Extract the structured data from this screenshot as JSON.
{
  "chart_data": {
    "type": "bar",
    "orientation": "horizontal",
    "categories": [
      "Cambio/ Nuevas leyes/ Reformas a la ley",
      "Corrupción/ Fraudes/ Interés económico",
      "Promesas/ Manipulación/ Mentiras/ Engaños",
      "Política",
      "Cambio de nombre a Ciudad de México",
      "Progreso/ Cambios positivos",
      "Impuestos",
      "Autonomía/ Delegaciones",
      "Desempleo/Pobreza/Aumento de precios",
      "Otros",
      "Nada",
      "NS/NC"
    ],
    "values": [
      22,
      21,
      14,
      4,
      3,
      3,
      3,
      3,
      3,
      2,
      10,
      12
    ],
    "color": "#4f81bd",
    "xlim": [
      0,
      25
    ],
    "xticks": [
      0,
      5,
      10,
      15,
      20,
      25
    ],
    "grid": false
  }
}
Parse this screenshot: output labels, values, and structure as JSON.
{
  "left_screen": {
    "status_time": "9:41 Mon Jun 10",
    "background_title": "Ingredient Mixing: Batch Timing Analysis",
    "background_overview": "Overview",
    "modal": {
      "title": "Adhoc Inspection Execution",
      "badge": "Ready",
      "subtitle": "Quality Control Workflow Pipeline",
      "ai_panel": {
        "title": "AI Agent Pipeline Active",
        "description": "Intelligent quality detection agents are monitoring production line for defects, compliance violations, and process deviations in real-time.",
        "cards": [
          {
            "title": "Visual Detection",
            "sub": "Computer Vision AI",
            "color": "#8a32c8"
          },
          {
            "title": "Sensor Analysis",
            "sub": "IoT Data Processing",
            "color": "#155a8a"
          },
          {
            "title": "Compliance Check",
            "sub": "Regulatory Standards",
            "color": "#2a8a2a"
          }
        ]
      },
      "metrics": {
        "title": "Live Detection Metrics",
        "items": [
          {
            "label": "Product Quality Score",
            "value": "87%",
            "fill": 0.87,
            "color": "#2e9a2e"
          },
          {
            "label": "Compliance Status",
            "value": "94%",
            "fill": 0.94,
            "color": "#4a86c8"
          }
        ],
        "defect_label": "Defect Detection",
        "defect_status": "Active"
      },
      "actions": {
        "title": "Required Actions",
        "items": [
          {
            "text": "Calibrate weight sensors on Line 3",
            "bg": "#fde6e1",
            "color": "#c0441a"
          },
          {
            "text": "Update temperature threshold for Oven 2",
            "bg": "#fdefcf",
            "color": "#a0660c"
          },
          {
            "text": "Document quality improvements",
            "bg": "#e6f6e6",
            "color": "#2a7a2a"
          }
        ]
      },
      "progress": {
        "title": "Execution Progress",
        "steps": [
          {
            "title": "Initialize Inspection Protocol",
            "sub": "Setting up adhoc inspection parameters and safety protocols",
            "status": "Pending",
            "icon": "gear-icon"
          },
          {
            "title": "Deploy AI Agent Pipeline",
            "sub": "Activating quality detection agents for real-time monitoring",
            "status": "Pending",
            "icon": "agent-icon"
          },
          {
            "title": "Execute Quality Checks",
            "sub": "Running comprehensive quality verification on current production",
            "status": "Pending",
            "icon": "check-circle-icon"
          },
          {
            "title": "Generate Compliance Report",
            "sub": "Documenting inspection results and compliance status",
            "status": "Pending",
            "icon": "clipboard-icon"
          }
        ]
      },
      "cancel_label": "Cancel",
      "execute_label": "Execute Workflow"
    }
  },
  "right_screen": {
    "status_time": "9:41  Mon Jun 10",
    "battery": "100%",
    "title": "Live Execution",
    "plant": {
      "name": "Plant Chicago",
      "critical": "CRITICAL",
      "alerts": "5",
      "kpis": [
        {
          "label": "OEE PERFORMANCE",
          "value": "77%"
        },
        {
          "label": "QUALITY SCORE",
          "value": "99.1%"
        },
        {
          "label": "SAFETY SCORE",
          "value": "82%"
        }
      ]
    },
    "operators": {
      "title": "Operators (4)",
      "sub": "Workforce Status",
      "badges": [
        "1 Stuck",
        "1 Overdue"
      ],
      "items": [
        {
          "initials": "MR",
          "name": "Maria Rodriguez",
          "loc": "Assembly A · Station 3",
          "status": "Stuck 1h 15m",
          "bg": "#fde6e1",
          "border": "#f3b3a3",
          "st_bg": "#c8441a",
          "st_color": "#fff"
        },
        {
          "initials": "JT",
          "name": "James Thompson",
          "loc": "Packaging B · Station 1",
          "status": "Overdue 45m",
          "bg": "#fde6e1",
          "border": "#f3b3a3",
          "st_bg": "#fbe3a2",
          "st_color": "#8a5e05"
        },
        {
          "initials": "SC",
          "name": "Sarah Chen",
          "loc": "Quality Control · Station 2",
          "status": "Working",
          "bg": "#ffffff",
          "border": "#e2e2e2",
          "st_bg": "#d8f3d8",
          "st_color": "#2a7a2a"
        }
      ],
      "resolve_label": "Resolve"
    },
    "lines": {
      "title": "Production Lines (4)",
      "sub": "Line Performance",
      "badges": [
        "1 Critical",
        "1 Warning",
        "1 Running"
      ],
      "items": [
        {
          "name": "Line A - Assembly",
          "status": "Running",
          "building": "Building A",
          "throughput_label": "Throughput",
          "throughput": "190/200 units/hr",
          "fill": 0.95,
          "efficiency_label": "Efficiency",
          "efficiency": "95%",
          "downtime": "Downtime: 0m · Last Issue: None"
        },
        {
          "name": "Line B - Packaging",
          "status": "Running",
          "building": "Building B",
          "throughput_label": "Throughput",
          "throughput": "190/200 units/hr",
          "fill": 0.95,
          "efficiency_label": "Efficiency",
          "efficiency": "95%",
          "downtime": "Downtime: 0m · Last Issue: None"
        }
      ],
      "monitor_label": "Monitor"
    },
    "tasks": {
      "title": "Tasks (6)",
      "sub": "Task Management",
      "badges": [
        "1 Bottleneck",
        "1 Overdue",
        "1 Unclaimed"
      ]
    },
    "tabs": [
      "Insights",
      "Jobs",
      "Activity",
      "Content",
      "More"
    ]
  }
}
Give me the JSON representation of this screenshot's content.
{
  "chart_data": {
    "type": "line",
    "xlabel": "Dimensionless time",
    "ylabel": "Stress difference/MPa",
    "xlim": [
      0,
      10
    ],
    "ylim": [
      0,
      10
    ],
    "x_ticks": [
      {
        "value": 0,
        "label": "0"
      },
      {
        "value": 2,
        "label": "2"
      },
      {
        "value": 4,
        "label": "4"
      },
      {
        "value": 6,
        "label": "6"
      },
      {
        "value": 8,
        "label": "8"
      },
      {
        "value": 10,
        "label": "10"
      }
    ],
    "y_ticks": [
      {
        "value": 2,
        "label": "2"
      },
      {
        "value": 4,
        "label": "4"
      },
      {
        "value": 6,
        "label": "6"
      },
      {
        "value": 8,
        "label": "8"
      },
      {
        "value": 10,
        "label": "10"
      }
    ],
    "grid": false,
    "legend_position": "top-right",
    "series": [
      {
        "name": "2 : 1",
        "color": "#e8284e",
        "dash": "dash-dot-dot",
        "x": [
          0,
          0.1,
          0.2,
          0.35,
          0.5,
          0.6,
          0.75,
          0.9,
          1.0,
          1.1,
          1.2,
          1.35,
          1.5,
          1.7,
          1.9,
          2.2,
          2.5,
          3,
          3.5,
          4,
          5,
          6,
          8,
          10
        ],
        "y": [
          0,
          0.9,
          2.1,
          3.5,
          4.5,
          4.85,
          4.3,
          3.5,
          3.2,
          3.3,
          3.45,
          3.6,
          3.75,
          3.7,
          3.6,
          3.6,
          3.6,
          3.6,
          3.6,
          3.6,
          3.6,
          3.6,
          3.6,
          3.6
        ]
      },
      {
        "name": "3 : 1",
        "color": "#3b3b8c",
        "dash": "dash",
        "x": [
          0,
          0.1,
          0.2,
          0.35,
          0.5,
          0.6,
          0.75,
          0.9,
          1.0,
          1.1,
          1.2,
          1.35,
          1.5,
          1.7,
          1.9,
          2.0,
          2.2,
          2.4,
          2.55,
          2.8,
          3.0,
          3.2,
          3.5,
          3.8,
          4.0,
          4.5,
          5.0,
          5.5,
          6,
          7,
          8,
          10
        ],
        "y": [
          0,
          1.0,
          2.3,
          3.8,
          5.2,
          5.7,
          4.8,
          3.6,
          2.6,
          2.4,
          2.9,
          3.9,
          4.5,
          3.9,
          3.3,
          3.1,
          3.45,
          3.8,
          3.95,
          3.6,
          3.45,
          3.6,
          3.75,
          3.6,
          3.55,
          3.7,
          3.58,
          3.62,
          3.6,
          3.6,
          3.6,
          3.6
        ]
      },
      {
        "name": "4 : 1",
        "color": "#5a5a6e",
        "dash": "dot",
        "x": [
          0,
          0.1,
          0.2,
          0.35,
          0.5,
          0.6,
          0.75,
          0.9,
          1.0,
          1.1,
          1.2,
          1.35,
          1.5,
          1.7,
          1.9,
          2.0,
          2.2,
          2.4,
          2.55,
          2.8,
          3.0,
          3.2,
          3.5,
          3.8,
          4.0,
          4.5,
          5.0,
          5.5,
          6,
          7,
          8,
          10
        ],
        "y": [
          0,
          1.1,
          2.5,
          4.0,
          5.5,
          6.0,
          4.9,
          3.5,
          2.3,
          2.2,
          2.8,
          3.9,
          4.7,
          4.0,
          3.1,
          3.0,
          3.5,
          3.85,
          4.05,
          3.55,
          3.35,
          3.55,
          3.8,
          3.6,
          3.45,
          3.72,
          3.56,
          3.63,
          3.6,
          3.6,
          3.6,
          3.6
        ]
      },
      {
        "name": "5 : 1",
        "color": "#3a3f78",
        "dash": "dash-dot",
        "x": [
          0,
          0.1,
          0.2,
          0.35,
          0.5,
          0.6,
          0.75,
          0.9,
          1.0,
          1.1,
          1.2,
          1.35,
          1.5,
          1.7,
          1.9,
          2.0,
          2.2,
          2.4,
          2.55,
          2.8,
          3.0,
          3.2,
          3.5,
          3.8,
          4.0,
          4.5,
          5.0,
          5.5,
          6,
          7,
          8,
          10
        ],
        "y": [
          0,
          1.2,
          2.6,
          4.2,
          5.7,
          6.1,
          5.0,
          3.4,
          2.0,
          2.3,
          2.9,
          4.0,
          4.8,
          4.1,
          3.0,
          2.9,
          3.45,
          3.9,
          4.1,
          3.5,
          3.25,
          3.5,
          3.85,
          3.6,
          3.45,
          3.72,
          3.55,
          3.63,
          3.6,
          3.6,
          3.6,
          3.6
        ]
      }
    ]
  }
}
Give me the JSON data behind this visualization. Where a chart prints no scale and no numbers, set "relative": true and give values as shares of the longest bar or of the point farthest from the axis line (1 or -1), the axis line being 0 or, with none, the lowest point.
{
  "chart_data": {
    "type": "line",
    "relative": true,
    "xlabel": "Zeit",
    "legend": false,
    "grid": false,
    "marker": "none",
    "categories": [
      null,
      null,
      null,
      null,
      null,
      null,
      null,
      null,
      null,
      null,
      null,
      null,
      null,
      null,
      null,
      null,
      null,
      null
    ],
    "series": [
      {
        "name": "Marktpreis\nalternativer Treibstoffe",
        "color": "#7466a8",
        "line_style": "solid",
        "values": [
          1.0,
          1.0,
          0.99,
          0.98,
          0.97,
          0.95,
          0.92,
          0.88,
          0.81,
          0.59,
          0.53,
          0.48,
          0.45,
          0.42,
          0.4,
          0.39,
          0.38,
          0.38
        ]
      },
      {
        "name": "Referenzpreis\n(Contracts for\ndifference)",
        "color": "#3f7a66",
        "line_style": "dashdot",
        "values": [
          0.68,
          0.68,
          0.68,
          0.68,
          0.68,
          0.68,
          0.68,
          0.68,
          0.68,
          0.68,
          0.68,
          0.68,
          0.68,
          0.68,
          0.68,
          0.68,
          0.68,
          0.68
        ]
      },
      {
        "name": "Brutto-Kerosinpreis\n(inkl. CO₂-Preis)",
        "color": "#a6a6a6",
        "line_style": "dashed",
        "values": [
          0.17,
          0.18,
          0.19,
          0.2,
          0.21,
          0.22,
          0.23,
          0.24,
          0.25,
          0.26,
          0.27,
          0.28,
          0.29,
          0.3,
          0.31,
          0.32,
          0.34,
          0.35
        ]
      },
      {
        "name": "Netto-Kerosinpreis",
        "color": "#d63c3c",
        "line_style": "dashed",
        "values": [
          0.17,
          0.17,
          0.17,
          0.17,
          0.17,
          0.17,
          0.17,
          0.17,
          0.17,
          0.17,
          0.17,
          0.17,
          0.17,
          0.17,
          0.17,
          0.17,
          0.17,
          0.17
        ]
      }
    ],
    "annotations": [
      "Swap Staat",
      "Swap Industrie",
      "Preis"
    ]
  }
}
· · · · · · ·
» **Work to complete**
Locate and copy each line in the data above that includes the word "Give".

» **Response to the task**
Give me the JSON representation of this screenshot's content.
Give me the JSON data behind this visualization. Where a chart prints no scale and no numbers, set "relative": true and give values as shares of the longest bar or of the point farthest from the axis line (1 or -1), the axis line being 0 or, with none, the lowest point.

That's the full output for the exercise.